- [Instructions to follow]:
From the entries below, extract every line that includes the word "księgowego".

- [Recorded data]:
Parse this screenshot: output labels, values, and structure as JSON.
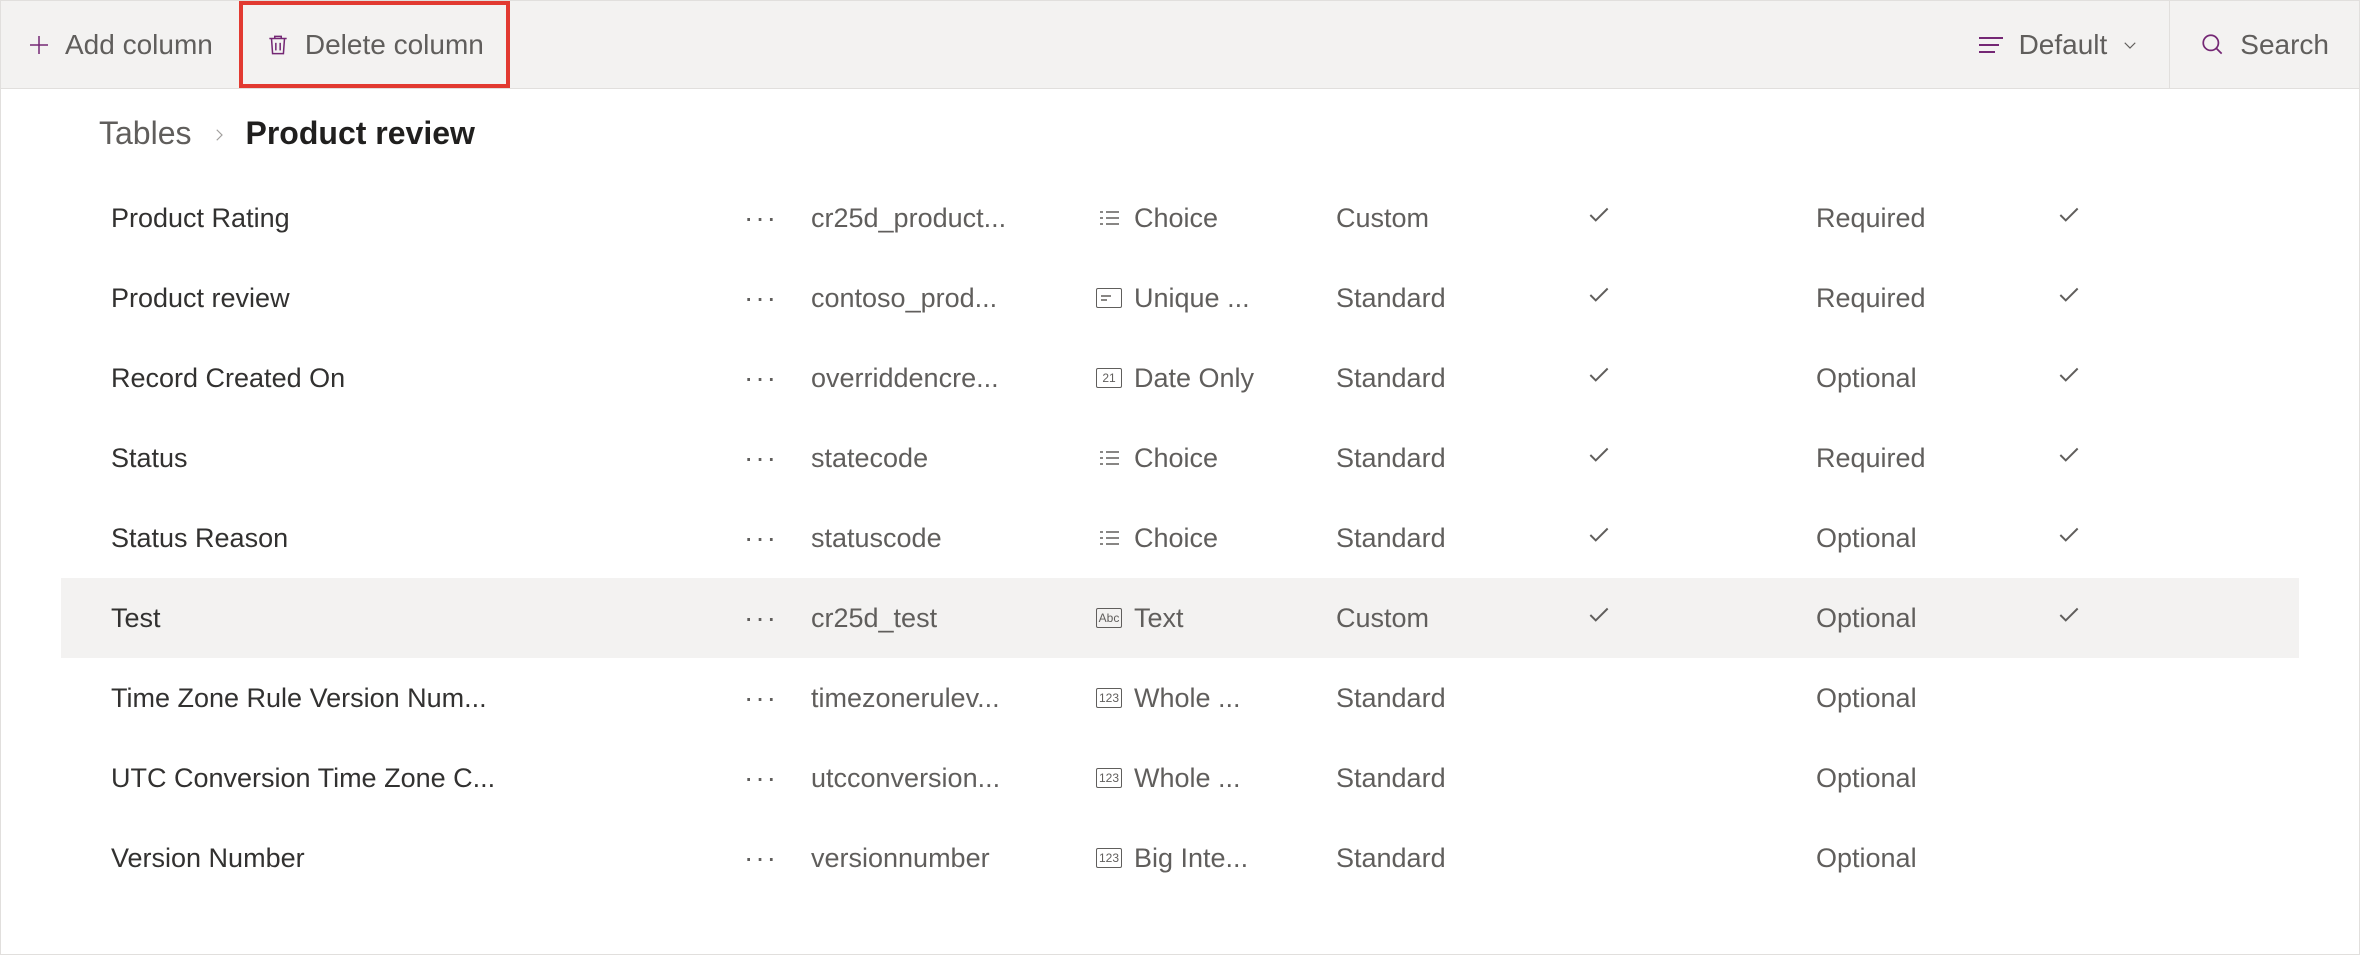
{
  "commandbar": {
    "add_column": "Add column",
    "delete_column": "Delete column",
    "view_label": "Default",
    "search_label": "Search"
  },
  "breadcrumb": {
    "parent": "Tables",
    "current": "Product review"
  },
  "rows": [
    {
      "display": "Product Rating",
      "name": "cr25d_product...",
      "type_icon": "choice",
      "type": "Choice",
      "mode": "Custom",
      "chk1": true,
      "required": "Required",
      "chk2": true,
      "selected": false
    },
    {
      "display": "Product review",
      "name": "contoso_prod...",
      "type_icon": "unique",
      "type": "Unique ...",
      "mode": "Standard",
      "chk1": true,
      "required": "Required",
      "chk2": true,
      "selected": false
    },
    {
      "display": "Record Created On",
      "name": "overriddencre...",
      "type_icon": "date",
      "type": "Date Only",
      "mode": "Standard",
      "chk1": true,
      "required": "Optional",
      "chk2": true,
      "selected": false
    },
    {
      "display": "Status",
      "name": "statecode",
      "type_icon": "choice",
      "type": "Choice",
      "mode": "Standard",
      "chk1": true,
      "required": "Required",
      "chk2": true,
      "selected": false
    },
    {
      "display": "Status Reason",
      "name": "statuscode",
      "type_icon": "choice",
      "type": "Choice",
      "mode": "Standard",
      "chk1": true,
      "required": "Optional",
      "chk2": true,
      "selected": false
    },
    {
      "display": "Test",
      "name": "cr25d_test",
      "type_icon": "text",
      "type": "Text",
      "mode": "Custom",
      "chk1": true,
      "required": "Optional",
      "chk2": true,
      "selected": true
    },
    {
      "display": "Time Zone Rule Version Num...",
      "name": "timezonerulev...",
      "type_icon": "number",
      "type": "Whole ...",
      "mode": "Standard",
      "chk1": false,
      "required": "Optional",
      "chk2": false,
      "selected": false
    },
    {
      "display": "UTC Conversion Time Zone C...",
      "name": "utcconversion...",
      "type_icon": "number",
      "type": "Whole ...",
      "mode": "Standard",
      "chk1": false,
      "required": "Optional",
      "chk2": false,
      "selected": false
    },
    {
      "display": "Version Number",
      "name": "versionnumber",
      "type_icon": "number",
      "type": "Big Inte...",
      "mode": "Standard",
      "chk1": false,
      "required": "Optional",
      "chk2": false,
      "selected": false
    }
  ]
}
==
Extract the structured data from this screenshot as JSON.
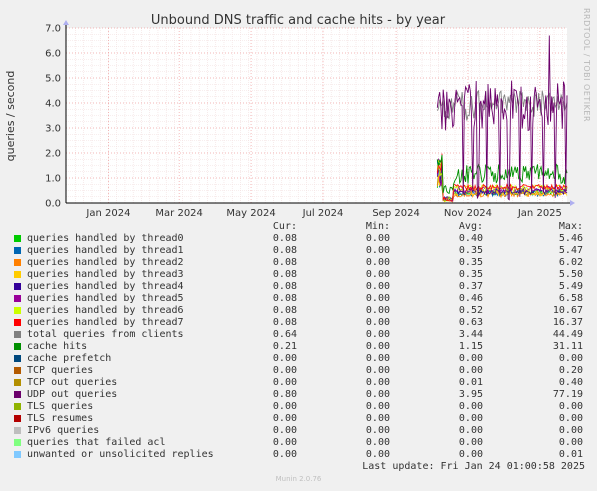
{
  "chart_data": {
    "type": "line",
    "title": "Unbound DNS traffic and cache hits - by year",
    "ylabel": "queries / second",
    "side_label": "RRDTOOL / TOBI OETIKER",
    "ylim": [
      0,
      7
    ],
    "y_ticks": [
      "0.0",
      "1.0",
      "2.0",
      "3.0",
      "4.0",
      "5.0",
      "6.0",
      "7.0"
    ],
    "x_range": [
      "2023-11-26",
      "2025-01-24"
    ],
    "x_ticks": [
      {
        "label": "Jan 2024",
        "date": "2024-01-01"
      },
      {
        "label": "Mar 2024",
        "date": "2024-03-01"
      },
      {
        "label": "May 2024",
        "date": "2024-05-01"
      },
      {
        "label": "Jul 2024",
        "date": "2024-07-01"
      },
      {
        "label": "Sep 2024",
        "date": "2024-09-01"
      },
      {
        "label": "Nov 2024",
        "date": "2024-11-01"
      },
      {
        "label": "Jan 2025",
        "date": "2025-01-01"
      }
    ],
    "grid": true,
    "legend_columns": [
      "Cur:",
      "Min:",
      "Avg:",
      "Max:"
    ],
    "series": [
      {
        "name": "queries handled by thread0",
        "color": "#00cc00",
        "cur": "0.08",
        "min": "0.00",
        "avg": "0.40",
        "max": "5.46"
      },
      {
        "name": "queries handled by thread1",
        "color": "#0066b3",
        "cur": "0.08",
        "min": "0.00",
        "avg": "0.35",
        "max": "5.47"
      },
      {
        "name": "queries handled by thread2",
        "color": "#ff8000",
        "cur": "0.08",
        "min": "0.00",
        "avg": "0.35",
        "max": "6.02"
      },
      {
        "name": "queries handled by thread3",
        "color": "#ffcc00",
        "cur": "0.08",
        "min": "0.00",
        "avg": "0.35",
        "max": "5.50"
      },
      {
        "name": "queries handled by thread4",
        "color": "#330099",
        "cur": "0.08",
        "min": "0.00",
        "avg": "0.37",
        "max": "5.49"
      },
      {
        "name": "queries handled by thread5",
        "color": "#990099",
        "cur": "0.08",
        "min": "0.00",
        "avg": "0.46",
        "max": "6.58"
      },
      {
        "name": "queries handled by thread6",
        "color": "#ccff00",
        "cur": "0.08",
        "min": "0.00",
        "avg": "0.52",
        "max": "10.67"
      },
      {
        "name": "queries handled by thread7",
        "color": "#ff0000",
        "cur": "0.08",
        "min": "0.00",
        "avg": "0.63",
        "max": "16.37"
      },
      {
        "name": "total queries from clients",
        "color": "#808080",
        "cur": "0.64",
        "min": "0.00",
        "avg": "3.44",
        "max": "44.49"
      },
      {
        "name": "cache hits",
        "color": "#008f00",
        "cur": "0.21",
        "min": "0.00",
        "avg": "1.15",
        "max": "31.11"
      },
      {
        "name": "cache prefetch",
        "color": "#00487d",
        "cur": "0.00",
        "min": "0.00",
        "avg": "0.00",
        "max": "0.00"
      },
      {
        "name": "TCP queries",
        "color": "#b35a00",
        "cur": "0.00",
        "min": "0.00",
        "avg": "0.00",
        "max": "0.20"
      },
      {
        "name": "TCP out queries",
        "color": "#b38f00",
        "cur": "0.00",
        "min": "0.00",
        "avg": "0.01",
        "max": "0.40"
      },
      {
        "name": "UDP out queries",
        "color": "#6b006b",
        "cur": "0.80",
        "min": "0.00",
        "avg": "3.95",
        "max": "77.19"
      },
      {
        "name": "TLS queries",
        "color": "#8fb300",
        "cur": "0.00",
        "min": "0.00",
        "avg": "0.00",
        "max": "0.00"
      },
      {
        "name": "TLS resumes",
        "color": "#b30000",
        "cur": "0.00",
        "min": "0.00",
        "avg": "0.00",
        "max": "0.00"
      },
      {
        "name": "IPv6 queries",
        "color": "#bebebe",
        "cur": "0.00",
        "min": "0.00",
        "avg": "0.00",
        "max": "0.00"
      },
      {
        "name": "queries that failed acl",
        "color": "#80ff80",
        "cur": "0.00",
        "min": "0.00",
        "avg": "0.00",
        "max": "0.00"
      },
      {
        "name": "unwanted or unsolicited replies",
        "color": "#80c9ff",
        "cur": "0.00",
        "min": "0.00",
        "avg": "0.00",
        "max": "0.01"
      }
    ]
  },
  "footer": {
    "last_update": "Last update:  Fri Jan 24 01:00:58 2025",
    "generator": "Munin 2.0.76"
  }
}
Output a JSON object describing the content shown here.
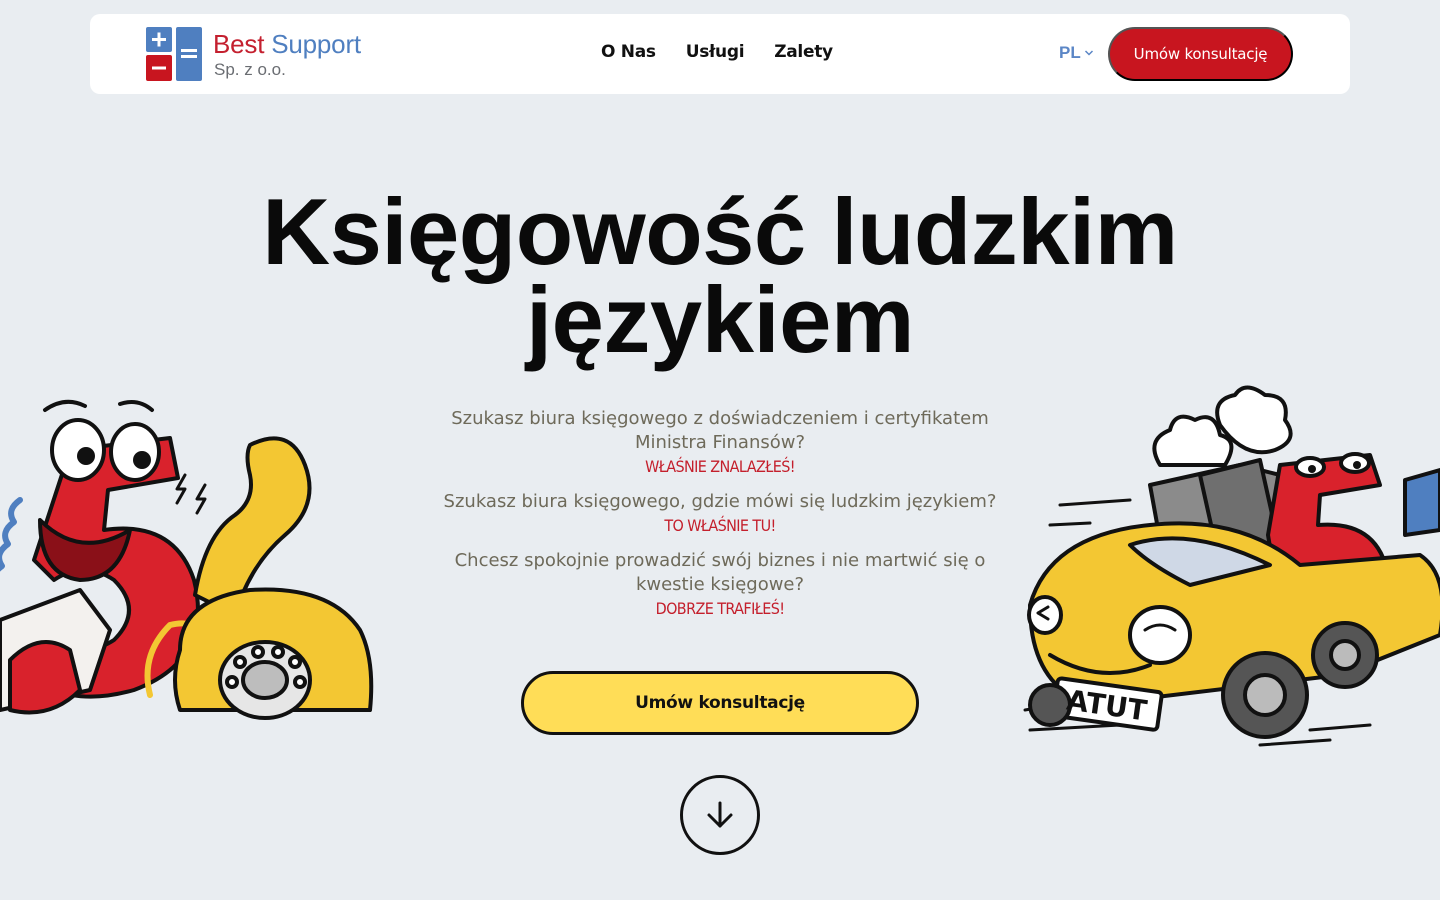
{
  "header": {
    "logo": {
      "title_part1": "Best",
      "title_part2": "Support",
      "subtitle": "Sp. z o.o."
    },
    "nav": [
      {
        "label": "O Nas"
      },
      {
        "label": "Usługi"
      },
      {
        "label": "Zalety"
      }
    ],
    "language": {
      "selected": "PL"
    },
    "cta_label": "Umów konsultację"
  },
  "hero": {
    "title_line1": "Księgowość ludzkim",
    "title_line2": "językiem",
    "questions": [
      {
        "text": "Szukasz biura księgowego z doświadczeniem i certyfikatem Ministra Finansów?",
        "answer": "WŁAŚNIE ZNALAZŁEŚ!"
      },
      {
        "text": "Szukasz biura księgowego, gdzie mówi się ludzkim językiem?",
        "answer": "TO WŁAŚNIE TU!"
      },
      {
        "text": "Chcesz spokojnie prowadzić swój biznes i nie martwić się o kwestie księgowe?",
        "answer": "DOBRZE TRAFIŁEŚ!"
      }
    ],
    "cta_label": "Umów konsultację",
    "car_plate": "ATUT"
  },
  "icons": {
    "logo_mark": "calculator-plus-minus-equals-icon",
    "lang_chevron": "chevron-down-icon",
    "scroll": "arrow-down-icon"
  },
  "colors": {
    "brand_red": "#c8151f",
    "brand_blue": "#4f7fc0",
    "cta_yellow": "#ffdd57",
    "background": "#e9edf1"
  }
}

- [Result for this task]:
        "text": "Szukasz biura księgowego z doświadczeniem i certyfikatem Ministra Finansów?",
        "text": "Szukasz biura księgowego, gdzie mówi się ludzkim językiem?",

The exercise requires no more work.